[Extracted data entries]
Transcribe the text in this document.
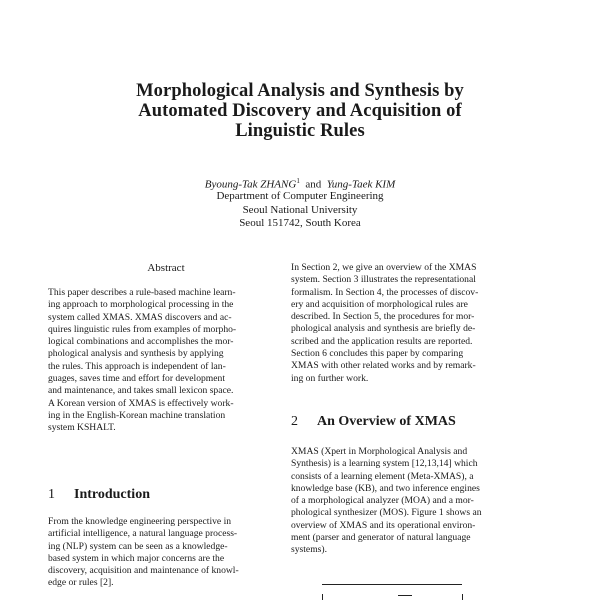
Morphological Analysis and Synthesis by
Automated Discovery and Acquisition of
Linguistic Rules
Byoung-Tak ZHANG$^1$ and Yung-Taek KIM
Department of Computer Engineering
Seoul National University
Seoul 151742, South Korea
Abstract
This paper describes a rule-based machine learn-
ing approach to morphological processing in the
system called XMAS. XMAS discovers and ac-
quires linguistic rules from examples of morpho-
logical combinations and accomplishes the mor-
phological analysis and synthesis by applying
the rules. This approach is independent of lan-
guages, saves time and effort for development
and maintenance, and takes small lexicon space.
A Korean version of XMAS is effectively work-
ing in the English-Korean machine translation
system KSHALT.
1 Introduction
From the knowledge engineering perspective in
artificial intelligence, a natural language process-
ing (NLP) system can be seen as a knowledge-
based system in which major concerns are the
discovery, acquisition and maintenance of knowl-
edge or rules [2].
In Section 2, we give an overview of the XMAS
system. Section 3 illustrates the representational
formalism. In Section 4, the processes of discov-
ery and acquisition of morphological rules are
described. In Section 5, the procedures for mor-
phological analysis and synthesis are briefly de-
scribed and the application results are reported.
Section 6 concludes this paper by comparing
XMAS with other related works and by remark-
ing on further work.
2 An Overview of XMAS
XMAS (Xpert in Morphological Analysis and
Synthesis) is a learning system [12,13,14] which
consists of a learning element (Meta-XMAS), a
knowledge base (KB), and two inference engines
of a morphological analyzer (MOA) and a mor-
phological synthesizer (MOS). Figure 1 shows an
overview of XMAS and its operational environ-
ment (parser and generator of natural language
systems).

# DO THIS
Reproduce each line of the records exactly, and omit every picture.

# RIGHT ANSWER
Transcribe the text in this document.
Morphological Analysis and Synthesis by
Automated Discovery and Acquisition of
Linguistic Rules
Byoung-Tak ZHANG$^1$ and Yung-Taek KIM
Department of Computer Engineering
Seoul National University
Seoul 151742, South Korea
Abstract
This paper describes a rule-based machine learn-
ing approach to morphological processing in the
system called XMAS. XMAS discovers and ac-
quires linguistic rules from examples of morpho-
logical combinations and accomplishes the mor-
phological analysis and synthesis by applying
the rules. This approach is independent of lan-
guages, saves time and effort for development
and maintenance, and takes small lexicon space.
A Korean version of XMAS is effectively work-
ing in the English-Korean machine translation
system KSHALT.
1 Introduction
From the knowledge engineering perspective in
artificial intelligence, a natural language process-
ing (NLP) system can be seen as a knowledge-
based system in which major concerns are the
discovery, acquisition and maintenance of knowl-
edge or rules [2].
In Section 2, we give an overview of the XMAS
system. Section 3 illustrates the representational
formalism. In Section 4, the processes of discov-
ery and acquisition of morphological rules are
described. In Section 5, the procedures for mor-
phological analysis and synthesis are briefly de-
scribed and the application results are reported.
Section 6 concludes this paper by comparing
XMAS with other related works and by remark-
ing on further work.
2 An Overview of XMAS
XMAS (Xpert in Morphological Analysis and
Synthesis) is a learning system [12,13,14] which
consists of a learning element (Meta-XMAS), a
knowledge base (KB), and two inference engines
of a morphological analyzer (MOA) and a mor-
phological synthesizer (MOS). Figure 1 shows an
overview of XMAS and its operational environ-
ment (parser and generator of natural language
systems).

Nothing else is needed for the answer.